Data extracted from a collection
----------------------------------------

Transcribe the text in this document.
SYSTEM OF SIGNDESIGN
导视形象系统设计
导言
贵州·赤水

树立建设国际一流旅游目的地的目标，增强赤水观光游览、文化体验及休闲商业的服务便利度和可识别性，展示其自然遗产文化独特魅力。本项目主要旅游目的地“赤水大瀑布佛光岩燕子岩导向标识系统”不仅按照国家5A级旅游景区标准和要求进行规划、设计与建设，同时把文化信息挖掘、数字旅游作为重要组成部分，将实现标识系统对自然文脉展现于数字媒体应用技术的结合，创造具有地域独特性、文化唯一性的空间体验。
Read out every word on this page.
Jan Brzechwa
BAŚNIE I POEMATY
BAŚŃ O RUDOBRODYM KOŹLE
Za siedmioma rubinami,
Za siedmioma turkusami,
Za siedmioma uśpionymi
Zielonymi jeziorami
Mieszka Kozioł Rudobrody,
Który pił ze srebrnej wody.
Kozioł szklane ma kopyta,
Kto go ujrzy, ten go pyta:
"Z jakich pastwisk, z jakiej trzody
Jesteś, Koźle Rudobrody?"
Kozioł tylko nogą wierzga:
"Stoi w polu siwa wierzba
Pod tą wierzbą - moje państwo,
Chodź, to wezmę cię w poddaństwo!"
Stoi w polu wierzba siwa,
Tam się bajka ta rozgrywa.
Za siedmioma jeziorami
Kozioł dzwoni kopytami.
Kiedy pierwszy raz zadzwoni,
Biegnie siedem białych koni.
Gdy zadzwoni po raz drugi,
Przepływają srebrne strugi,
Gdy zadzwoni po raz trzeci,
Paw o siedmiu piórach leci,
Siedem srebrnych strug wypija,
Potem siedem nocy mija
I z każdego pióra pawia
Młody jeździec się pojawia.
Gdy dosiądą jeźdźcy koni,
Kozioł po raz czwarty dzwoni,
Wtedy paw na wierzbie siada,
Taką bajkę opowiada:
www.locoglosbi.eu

----------------------------------------

Instructions to follow:
Scan the material and collect every line that contains "koni".

Response to this task:
Biegnie siedem białych koni.
Gdy dosiądą jeźdźcy koni,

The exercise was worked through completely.